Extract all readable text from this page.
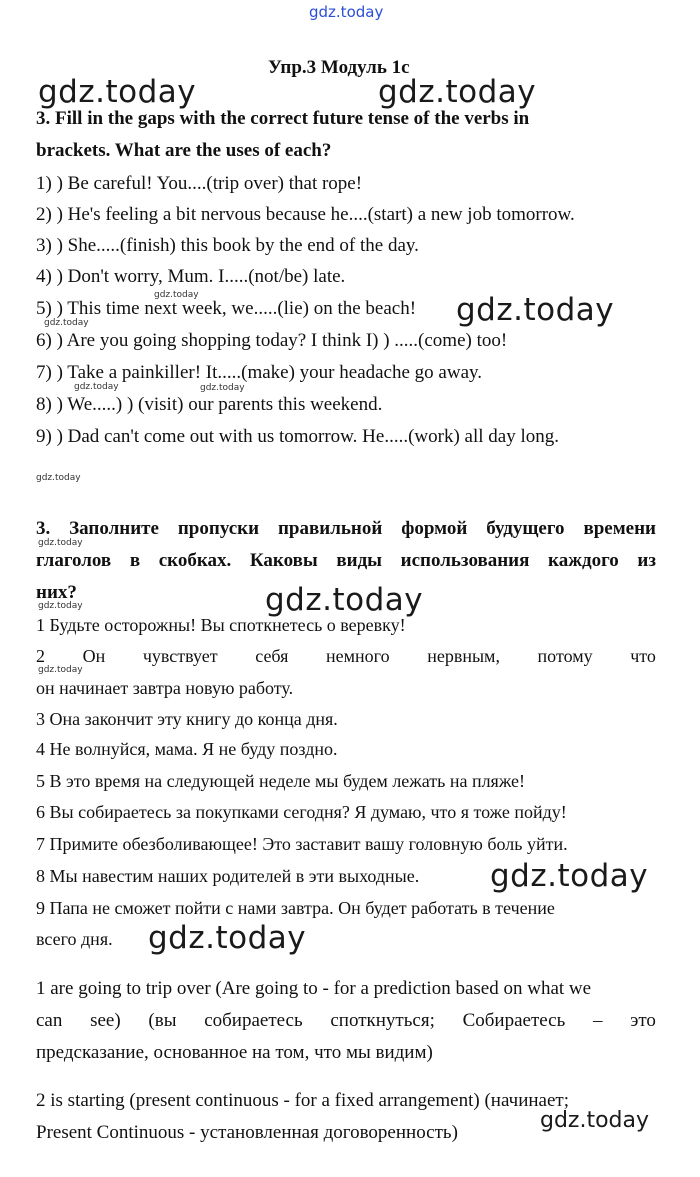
gdz.today
Упр.3 Модуль 1c
gdz.today	gdz.today
3. Fill in the gaps with the correct future tense of the verbs in
brackets. What are the uses of each?
1) ) Be careful! You....(trip over) that rope!
2) ) He's feeling a bit nervous because he....(start) a new job tomorrow.
3) ) She.....(finish) this book by the end of the day.
4) ) Don't worry, Mum. I.....(not/be) late.
5) ) This time next week, we.....(lie) on the beach!
6) ) Are you going shopping today? I think I) ) .....(come) too!
7) ) Take a painkiller! It.....(make) your headache go away.
8) ) We.....) ) (visit) our parents this weekend.
9) ) Dad can't come out with us tomorrow. He.....(work) all day long.
gdz.today
gdz.today
gdz.today
gdz.today	gdz.today
gdz.today
3. Заполните пропуски правильной формой будущего времени
глаголов в скобках. Каковы виды использования каждого из
них?
gdz.today
gdz.today	gdz.today
1 Будьте осторожны! Вы споткнетесь о веревку!
2 Он чувствует себя немного нервным, потому что
gdz.today
он начинает завтра новую работу.
3 Она закончит эту книгу до конца дня.
4 Не волнуйся, мама. Я не буду поздно.
5 В это время на следующей неделе мы будем лежать на пляже!
6 Вы собираетесь за покупками сегодня? Я думаю, что я тоже пойду!
7 Примите обезболивающее! Это заставит вашу головную боль уйти.
8 Мы навестим наших родителей в эти выходные. gdz.today
9 Папа не сможет пойти с нами завтра. Он будет работать в течение
всего дня. gdz.today
1 are going to trip over (Are going to - for a prediction based on what we
can see) (вы собираетесь споткнуться; Собираетесь – это
предсказание, основанное на том, что мы видим)
2 is starting (present continuous - for a fixed arrangement) (начинает;
Present Continuous - установленная договоренность)	gdz.today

......

● **DIRECTIVE**
From start to finish, output the listing exactly, but omit its pictures.

● **REPLY TO THE EXERCISE**
Extract all readable text from this page.
gdz.today
Упр.3 Модуль 1c
gdz.today	gdz.today
3. Fill in the gaps with the correct future tense of the verbs in
brackets. What are the uses of each?
1) ) Be careful! You....(trip over) that rope!
2) ) He's feeling a bit nervous because he....(start) a new job tomorrow.
3) ) She.....(finish) this book by the end of the day.
4) ) Don't worry, Mum. I.....(not/be) late.
5) ) This time next week, we.....(lie) on the beach!
6) ) Are you going shopping today? I think I) ) .....(come) too!
7) ) Take a painkiller! It.....(make) your headache go away.
8) ) We.....) ) (visit) our parents this weekend.
9) ) Dad can't come out with us tomorrow. He.....(work) all day long.
gdz.today
gdz.today
gdz.today
gdz.today	gdz.today
gdz.today
3. Заполните пропуски правильной формой будущего времени
глаголов в скобках. Каковы виды использования каждого из
них?
gdz.today
gdz.today	gdz.today
1 Будьте осторожны! Вы споткнетесь о веревку!
2 Он чувствует себя немного нервным, потому что
gdz.today
он начинает завтра новую работу.
3 Она закончит эту книгу до конца дня.
4 Не волнуйся, мама. Я не буду поздно.
5 В это время на следующей неделе мы будем лежать на пляже!
6 Вы собираетесь за покупками сегодня? Я думаю, что я тоже пойду!
7 Примите обезболивающее! Это заставит вашу головную боль уйти.
8 Мы навестим наших родителей в эти выходные. gdz.today
9 Папа не сможет пойти с нами завтра. Он будет работать в течение
всего дня. gdz.today
1 are going to trip over (Are going to - for a prediction based on what we
can see) (вы собираетесь споткнуться; Собираетесь – это
предсказание, основанное на том, что мы видим)
2 is starting (present continuous - for a fixed arrangement) (начинает;
Present Continuous - установленная договоренность)	gdz.today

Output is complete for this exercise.